EXERCISE DESCRIPTION: Only lines holding the string "getStorageSync" are wanted; copy each one from the material.

(Stored data entries)
....
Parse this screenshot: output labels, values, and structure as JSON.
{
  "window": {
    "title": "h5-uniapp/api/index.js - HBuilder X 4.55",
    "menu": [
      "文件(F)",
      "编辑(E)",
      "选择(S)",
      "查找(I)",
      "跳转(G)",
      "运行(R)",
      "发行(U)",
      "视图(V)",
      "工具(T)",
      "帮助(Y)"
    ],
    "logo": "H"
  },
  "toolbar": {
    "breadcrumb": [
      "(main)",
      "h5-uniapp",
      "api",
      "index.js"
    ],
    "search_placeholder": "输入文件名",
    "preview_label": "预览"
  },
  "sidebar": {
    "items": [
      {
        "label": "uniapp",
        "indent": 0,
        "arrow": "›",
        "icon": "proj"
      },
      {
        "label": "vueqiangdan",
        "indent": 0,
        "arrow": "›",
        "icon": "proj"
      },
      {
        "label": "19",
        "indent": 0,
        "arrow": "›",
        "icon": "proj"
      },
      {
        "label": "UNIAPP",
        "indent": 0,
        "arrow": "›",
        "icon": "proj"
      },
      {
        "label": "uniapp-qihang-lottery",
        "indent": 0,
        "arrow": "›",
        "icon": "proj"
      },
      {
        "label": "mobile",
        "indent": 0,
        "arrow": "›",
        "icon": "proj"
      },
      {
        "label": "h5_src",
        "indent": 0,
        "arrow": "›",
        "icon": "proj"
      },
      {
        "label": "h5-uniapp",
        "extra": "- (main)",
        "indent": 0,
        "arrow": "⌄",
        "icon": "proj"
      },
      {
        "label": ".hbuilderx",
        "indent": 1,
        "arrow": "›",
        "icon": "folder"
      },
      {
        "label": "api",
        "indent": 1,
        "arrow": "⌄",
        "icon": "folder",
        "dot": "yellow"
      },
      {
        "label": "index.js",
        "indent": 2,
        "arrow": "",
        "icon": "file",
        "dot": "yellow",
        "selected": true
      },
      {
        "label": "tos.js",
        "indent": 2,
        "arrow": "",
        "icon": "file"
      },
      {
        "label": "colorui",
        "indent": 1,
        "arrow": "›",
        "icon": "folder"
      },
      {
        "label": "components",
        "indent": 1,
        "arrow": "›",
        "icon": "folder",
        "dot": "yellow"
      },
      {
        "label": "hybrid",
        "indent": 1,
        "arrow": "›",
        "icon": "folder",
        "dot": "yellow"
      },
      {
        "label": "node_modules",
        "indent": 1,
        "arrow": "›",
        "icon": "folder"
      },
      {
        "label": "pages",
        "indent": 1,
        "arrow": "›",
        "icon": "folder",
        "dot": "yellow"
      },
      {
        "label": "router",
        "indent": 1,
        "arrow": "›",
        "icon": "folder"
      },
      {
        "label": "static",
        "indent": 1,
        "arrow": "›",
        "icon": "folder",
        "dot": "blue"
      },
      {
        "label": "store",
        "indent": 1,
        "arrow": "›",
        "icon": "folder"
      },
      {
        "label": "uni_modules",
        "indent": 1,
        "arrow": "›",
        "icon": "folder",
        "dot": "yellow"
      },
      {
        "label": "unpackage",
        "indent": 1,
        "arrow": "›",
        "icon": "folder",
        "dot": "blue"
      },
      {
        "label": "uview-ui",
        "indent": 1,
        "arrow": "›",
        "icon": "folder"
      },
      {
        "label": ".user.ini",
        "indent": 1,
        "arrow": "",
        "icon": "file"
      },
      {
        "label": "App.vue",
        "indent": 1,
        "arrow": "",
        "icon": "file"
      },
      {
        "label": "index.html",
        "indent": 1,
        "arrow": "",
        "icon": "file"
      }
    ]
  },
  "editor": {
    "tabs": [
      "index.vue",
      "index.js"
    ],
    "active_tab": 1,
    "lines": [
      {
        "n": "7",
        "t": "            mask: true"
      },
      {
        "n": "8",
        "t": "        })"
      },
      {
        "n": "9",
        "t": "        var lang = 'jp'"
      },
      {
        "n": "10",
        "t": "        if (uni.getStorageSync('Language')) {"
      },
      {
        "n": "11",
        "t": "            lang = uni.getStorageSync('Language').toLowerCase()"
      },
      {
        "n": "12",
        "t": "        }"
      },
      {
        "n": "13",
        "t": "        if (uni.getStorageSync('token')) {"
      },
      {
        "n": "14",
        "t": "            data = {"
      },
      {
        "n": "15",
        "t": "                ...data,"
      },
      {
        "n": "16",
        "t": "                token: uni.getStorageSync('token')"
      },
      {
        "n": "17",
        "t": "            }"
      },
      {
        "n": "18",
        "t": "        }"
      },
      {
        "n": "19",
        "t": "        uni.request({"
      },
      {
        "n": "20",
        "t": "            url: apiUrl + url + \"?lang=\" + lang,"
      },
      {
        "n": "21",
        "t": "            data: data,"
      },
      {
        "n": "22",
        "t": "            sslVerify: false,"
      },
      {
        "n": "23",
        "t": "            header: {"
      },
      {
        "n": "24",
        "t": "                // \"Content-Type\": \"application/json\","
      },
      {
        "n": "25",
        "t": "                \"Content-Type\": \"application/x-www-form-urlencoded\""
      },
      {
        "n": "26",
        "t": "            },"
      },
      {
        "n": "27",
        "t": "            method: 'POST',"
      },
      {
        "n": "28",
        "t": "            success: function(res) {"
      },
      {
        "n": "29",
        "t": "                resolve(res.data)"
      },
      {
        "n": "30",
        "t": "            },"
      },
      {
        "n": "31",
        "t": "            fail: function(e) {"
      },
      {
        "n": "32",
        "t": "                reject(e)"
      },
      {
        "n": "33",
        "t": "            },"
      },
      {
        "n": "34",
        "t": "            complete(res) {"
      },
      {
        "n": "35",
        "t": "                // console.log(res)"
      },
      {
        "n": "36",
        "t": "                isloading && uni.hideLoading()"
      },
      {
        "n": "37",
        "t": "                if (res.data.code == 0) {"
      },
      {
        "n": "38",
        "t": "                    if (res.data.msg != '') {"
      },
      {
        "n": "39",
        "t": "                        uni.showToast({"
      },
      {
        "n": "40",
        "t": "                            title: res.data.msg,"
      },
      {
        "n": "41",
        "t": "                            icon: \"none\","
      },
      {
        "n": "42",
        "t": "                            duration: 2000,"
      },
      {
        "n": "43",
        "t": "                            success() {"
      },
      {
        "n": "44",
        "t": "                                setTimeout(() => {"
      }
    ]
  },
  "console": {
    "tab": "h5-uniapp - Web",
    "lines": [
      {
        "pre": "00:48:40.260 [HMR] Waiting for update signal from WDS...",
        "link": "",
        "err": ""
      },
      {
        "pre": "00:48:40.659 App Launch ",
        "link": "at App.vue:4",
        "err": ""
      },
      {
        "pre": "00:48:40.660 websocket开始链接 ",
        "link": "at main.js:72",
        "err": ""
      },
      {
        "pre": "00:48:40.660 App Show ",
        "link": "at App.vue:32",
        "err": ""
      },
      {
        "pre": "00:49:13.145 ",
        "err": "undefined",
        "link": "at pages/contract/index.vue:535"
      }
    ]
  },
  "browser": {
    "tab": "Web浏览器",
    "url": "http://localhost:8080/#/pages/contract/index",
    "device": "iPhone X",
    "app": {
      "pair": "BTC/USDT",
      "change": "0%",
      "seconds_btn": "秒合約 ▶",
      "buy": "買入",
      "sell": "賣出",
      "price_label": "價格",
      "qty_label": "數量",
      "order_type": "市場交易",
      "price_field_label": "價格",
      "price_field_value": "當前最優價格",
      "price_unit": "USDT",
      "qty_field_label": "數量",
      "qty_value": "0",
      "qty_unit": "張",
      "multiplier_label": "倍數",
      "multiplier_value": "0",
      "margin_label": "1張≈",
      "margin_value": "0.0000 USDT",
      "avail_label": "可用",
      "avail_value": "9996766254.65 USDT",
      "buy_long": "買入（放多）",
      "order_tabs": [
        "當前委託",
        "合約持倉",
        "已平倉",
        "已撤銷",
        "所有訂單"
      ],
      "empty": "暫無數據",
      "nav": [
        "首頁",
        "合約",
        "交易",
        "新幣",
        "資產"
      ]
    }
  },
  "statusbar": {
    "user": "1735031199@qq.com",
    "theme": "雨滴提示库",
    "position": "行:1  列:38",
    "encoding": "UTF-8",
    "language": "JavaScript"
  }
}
....
ANSWER FOR THIS EXERCISE:
        "t": "        if (uni.getStorageSync('Language')) {"
        "t": "            lang = uni.getStorageSync('Language').toLowerCase()"
        "t": "        if (uni.getStorageSync('token')) {"
        "t": "                token: uni.getStorageSync('token')"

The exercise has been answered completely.